Text section
# My god... they don't make this easy...



## ricc0luke (Sep 21, 2005)

Anyone else tried to file a 1023 form to get the benifits of 501(c)(3)???
Gezz... they really don't like to make things simple...
And I really wish I had the money for an attourney...
I suppose I'm gonna have to scrape it up somewhere...

Anyone else file a 1023??
How long did it take for the approval?
Did you enlist the help of an attourney?


----------



## jwl868 (Oct 5, 2005)

What a beast that form is (I looked at it on the IRS website.); you've got my sympathy. 

I can't help directly. (The non-profits that I worked with already had the status/forms filled out.)

But looking at the questions on the form, it looks more like you need the organization's financial people (controller, treasurer, tax consultant, and/or CPA) to provide the assistance, not necessarily a lawyer.

Maybe the IRS website has a guidance document, too.

Or, search the internet for form 1023 help; there are probably some CPAs and tax consultants that provide guidance/help on their websites.


Some other considerations:

Do you and your organization absolutely need the non-profit status to function?

Material
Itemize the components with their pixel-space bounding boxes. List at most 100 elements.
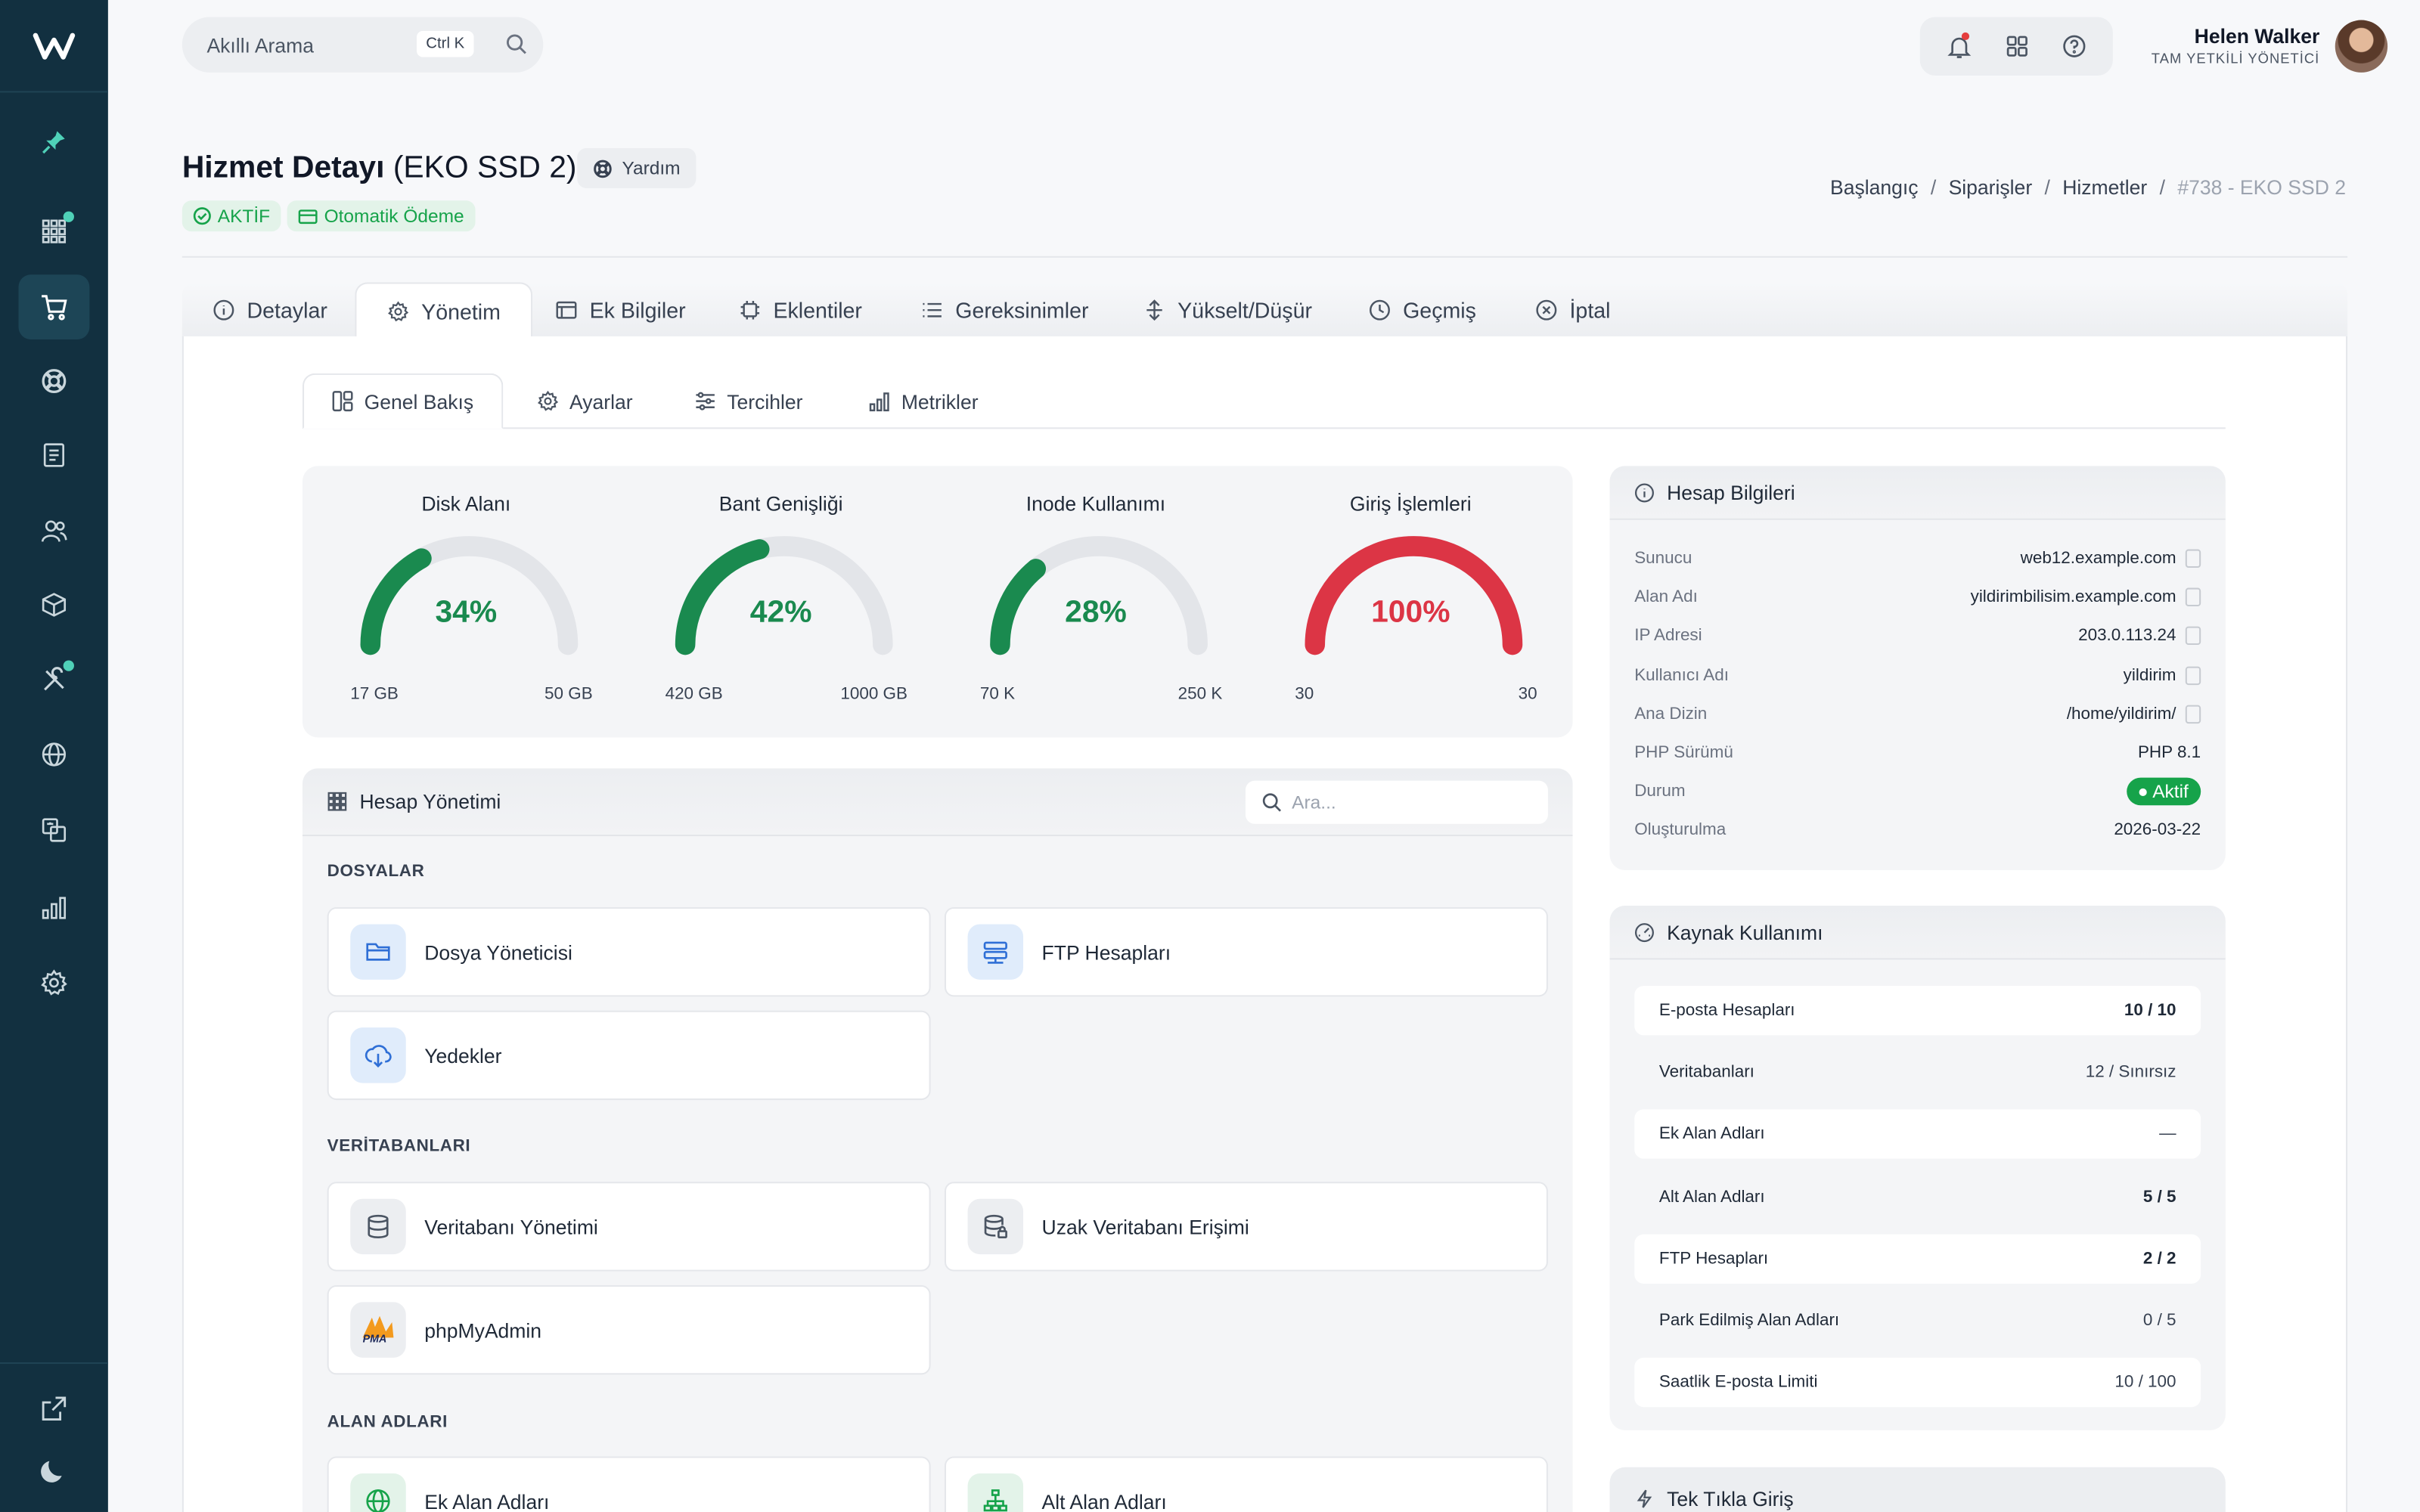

The tasks
**1.** In the Form 1023 thread, why does jwl868 suggest the organization's financial people rather than a lawyer? Answer in one to three sentences.
**2.** Resume the Form 1023 thread from its last sentence.
The lines have no connection to the Form 1023 thread.

Per-task outputs
**1.** The questions on the form seem to call for help from the organization's financial people, such as a controller, treasurer, tax consultant, or CPA. For that reason, jwl868 suggests that a lawyer is not necessarily needed.

**2.**
Does your organization fully understand the rights, responsibilities, benefits, and restrictions of being a non-profit? (I bring this up because I knew of a PTA (Parent Teacher Association) who thought that non-profit also included a sales tax exemption [no, someone has to pay it], and another PTA who let their end-of-the-fiscal-year account balance get too high and in violation of the non-profit rules.)

Is there an existing local, state, or national organization (with non-profit status) that you and your organization can join? (Okay, I recognize a loss of independence in that approach.) Is there an existing school organization (with non-profit status) that you or your organization can join? (Same thing, you may have to give up a certain amount of independence.)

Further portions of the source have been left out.